Scan the entries below for the word "万圣节的简单祝福语大全". Copy each line that has it.

--- begin Records supplied ---

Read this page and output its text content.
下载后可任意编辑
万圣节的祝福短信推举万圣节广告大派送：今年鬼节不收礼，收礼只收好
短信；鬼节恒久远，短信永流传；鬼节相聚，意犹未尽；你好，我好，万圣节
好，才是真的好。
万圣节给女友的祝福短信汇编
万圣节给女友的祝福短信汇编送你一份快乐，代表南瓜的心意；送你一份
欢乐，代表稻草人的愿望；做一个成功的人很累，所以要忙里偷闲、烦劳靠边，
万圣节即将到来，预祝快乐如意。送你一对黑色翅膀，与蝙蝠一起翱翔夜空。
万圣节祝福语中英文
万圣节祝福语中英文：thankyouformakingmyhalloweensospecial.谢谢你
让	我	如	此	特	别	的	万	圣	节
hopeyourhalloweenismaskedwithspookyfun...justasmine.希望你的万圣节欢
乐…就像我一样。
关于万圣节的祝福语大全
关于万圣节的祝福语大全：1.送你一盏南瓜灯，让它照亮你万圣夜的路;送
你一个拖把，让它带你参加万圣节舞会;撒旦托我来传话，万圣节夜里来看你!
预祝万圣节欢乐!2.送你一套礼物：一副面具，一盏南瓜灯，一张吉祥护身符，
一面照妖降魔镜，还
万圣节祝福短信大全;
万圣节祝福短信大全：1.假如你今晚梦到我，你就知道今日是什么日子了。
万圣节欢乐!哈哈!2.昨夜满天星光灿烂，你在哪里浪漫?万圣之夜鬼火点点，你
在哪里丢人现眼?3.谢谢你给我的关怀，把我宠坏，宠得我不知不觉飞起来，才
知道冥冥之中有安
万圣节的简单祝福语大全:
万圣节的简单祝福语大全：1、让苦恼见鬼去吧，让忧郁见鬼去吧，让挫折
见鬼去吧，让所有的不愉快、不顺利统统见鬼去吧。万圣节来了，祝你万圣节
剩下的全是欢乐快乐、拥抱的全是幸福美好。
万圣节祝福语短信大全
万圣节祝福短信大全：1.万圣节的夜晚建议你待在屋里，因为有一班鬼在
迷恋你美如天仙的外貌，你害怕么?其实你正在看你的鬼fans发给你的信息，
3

--- end Records supplied ---

Answer to the exercise:
万圣节的简单祝福语大全:
万圣节的简单祝福语大全：1、让苦恼见鬼去吧，让忧郁见鬼去吧，让挫折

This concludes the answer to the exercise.